Task prompt: Transcribe the entries exactly; images are not part of the copy.
************
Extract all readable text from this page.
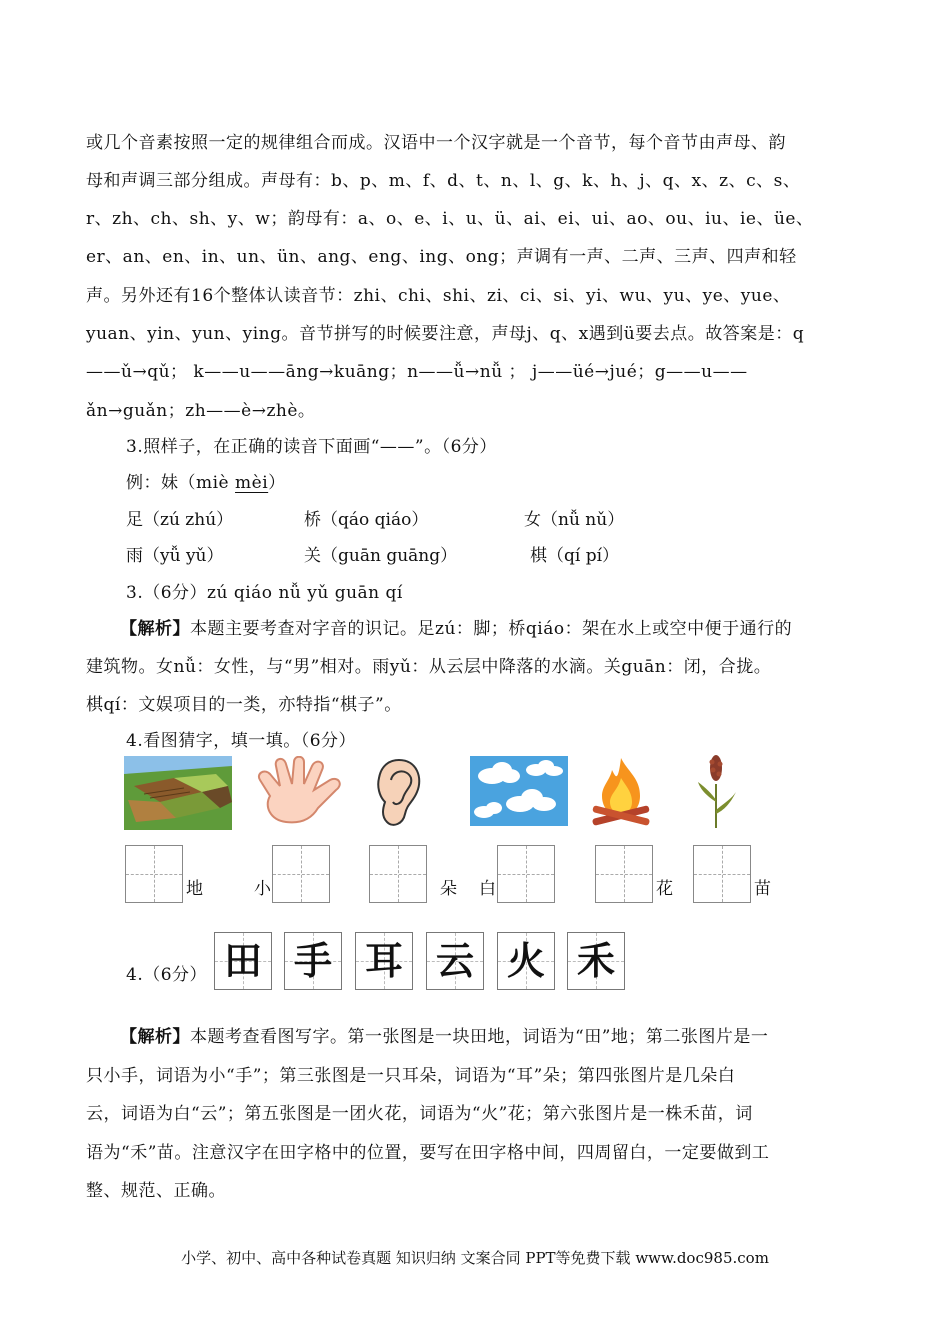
或几个音素按照一定的规律组合而成。汉语中一个汉字就是一个音节，每个音节由声母、韵
母和声调三部分组成。声母有：b、p、m、f、d、t、n、l、g、k、h、j、q、x、z、c、s、
r、zh、ch、sh、y、w；韵母有：a、o、e、i、u、ü、ai、ei、ui、ao、ou、iu、ie、üe、
er、an、en、in、un、ün、ang、eng、ing、ong；声调有一声、二声、三声、四声和轻
声。另外还有16个整体认读音节：zhi、chi、shi、zi、ci、si、yi、wu、yu、ye、yue、
yuan、yin、yun、ying。音节拼写的时候要注意，声母j、q、x遇到ü要去点。故答案是：q
——ǔ→qǔ； k——u——āng→kuāng；n——ǚ→nǚ ； j——üé→jué；g——u——
ǎn→guǎn；zh——è→zhè。
3.照样子，在正确的读音下面画“——”。（6分）
例：妹（miè mèi）
足（zú zhú）	桥（qáo qiáo）	女（nǚ nǔ）
雨（yǚ yǔ）	关（guān guāng）	棋（qí pí）
3.（6分）zú qiáo nǚ yǔ guān qí
【解析】本题主要考查对字音的识记。足zú：脚；桥qiáo：架在水上或空中便于通行的
建筑物。女nǚ：女性，与“男”相对。雨yǔ：从云层中降落的水滴。关guān：闭，合拢。
棋qí：文娱项目的一类，亦特指“棋子”。
4.看图猜字，填一填。（6分）
地	小	朵 白	花	苗
4.（6分） 田 手 耳 云 火 禾
【解析】本题考查看图写字。第一张图是一块田地，词语为“田”地；第二张图片是一
只小手，词语为小“手”；第三张图是一只耳朵，词语为“耳”朵；第四张图片是几朵白
云，词语为白“云”；第五张图是一团火花，词语为“火”花；第六张图片是一株禾苗，词
语为“禾”苗。注意汉字在田字格中的位置，要写在田字格中间，四周留白，一定要做到工
整、规范、正确。
小学、初中、高中各种试卷真题 知识归纳 文案合同 PPT等免费下载 www.doc985.com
************
The reply:
Extract all readable text from this page.
或几个音素按照一定的规律组合而成。汉语中一个汉字就是一个音节，每个音节由声母、韵
母和声调三部分组成。声母有：b、p、m、f、d、t、n、l、g、k、h、j、q、x、z、c、s、
r、zh、ch、sh、y、w；韵母有：a、o、e、i、u、ü、ai、ei、ui、ao、ou、iu、ie、üe、
er、an、en、in、un、ün、ang、eng、ing、ong；声调有一声、二声、三声、四声和轻
声。另外还有16个整体认读音节：zhi、chi、shi、zi、ci、si、yi、wu、yu、ye、yue、
yuan、yin、yun、ying。音节拼写的时候要注意，声母j、q、x遇到ü要去点。故答案是：q
——ǔ→qǔ； k——u——āng→kuāng；n——ǚ→nǚ ； j——üé→jué；g——u——
ǎn→guǎn；zh——è→zhè。
3.照样子，在正确的读音下面画“——”。（6分）
例：妹（miè mèi）
足（zú zhú）	桥（qáo qiáo）	女（nǚ nǔ）
雨（yǚ yǔ）	关（guān guāng）	棋（qí pí）
3.（6分）zú qiáo nǚ yǔ guān qí
【解析】本题主要考查对字音的识记。足zú：脚；桥qiáo：架在水上或空中便于通行的
建筑物。女nǚ：女性，与“男”相对。雨yǔ：从云层中降落的水滴。关guān：闭，合拢。
棋qí：文娱项目的一类，亦特指“棋子”。
4.看图猜字，填一填。（6分）
地	小	朵 白	花	苗
4.（6分） 田 手 耳 云 火 禾
【解析】本题考查看图写字。第一张图是一块田地，词语为“田”地；第二张图片是一
只小手，词语为小“手”；第三张图是一只耳朵，词语为“耳”朵；第四张图片是几朵白
云，词语为白“云”；第五张图是一团火花，词语为“火”花；第六张图片是一株禾苗，词
语为“禾”苗。注意汉字在田字格中的位置，要写在田字格中间，四周留白，一定要做到工
整、规范、正确。
小学、初中、高中各种试卷真题 知识归纳 文案合同 PPT等免费下载 www.doc985.com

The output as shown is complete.